• [YOUR INSTRUCTIONS]:
Pick out every line that holds the string "title" and copy it.

** BEGIN AVAILABLE DATA **

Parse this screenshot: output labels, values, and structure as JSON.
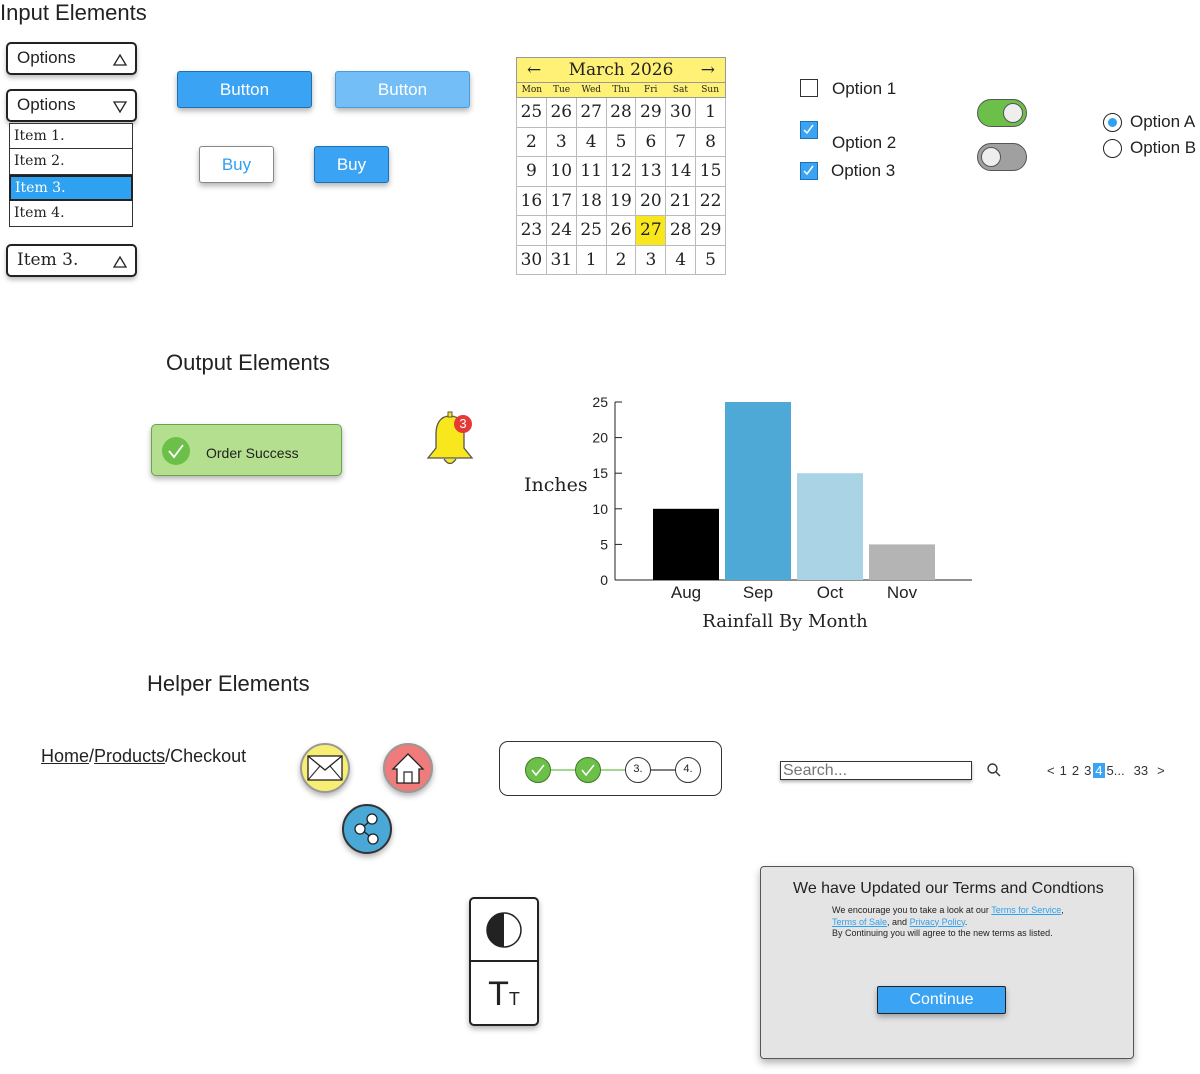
{
  "sections": {
    "input": "Input Elements",
    "output": "Output Elements",
    "helper": "Helper Elements"
  },
  "dropdowns": {
    "closed_label": "Options",
    "open_label": "Options",
    "items": [
      "Item 1.",
      "Item 2.",
      "Item 3.",
      "Item 4."
    ],
    "selected_index": 2,
    "selected_label": "Item 3."
  },
  "buttons": {
    "primary": "Button",
    "light": "Button",
    "buy_outline": "Buy",
    "buy_filled": "Buy"
  },
  "calendar": {
    "prev": "←",
    "next": "→",
    "title": "March 2026",
    "weekdays": [
      "Mon",
      "Tue",
      "Wed",
      "Thu",
      "Fri",
      "Sat",
      "Sun"
    ],
    "days": [
      25,
      26,
      27,
      28,
      29,
      30,
      1,
      2,
      3,
      4,
      5,
      6,
      7,
      8,
      9,
      10,
      11,
      12,
      13,
      14,
      15,
      16,
      17,
      18,
      19,
      20,
      21,
      22,
      23,
      24,
      25,
      26,
      27,
      28,
      29,
      30,
      31,
      1,
      2,
      3,
      4,
      5
    ],
    "highlight_index": 32
  },
  "checkboxes": [
    {
      "label": "Option 1",
      "checked": false
    },
    {
      "label": "Option 2",
      "checked": true
    },
    {
      "label": "Option 3",
      "checked": true
    }
  ],
  "toggles": [
    {
      "on": true,
      "color": "#6cc04a"
    },
    {
      "on": false,
      "color": "#a0a0a0"
    }
  ],
  "radios": [
    {
      "label": "Option A",
      "selected": true
    },
    {
      "label": "Option B",
      "selected": false
    }
  ],
  "notification": {
    "success_text": "Order Success",
    "bell_count": "3"
  },
  "chart_data": {
    "type": "bar",
    "categories": [
      "Aug",
      "Sep",
      "Oct",
      "Nov"
    ],
    "values": [
      10,
      25,
      15,
      5
    ],
    "colors": [
      "#000000",
      "#4fa9d6",
      "#abd3e6",
      "#b4b4b4"
    ],
    "title": "",
    "xlabel": "Rainfall By Month",
    "ylabel": "Inches",
    "ylim": [
      0,
      25
    ],
    "yticks": [
      0,
      5,
      10,
      15,
      20,
      25
    ],
    "grid": false
  },
  "breadcrumb": {
    "home": "Home",
    "products": "Products",
    "current": "Checkout",
    "separator": "/"
  },
  "icon_buttons": [
    {
      "icon": "mail-icon",
      "color": "#f8ee73"
    },
    {
      "icon": "home-icon",
      "color": "#ef7b7b"
    },
    {
      "icon": "share-icon",
      "color": "#4aa8d6"
    }
  ],
  "stepper": {
    "steps": [
      "",
      "",
      "3.",
      "4."
    ],
    "completed": 2,
    "accent": "#6cc04a"
  },
  "search": {
    "placeholder": "Search..."
  },
  "pagination": {
    "prev": "<",
    "pages": [
      "1",
      "2",
      "3",
      "4",
      "5"
    ],
    "current": "4",
    "ellipsis": "...",
    "last": "33",
    "next": ">"
  },
  "accessibility": {
    "contrast_icon": "contrast-icon",
    "text_size_big": "T",
    "text_size_small": "T"
  },
  "modal": {
    "title": "We have Updated our Terms and Condtions",
    "line1_prefix": "We encourage you to take a look at our ",
    "link_terms_service": "Terms for Service",
    "comma": ",",
    "link_terms_sale": "Terms of Sale",
    "and_text": ", and ",
    "link_privacy": "Privacy Policy",
    "period": ".",
    "line3": "By Continuing you will agree to the new terms as listed.",
    "continue": "Continue"
  }
}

** END AVAILABLE DATA **

• [FULL OUTPUT]:
    "title": "March 2026",
    "title": "",
    "title": "We have Updated our Terms and Condtions",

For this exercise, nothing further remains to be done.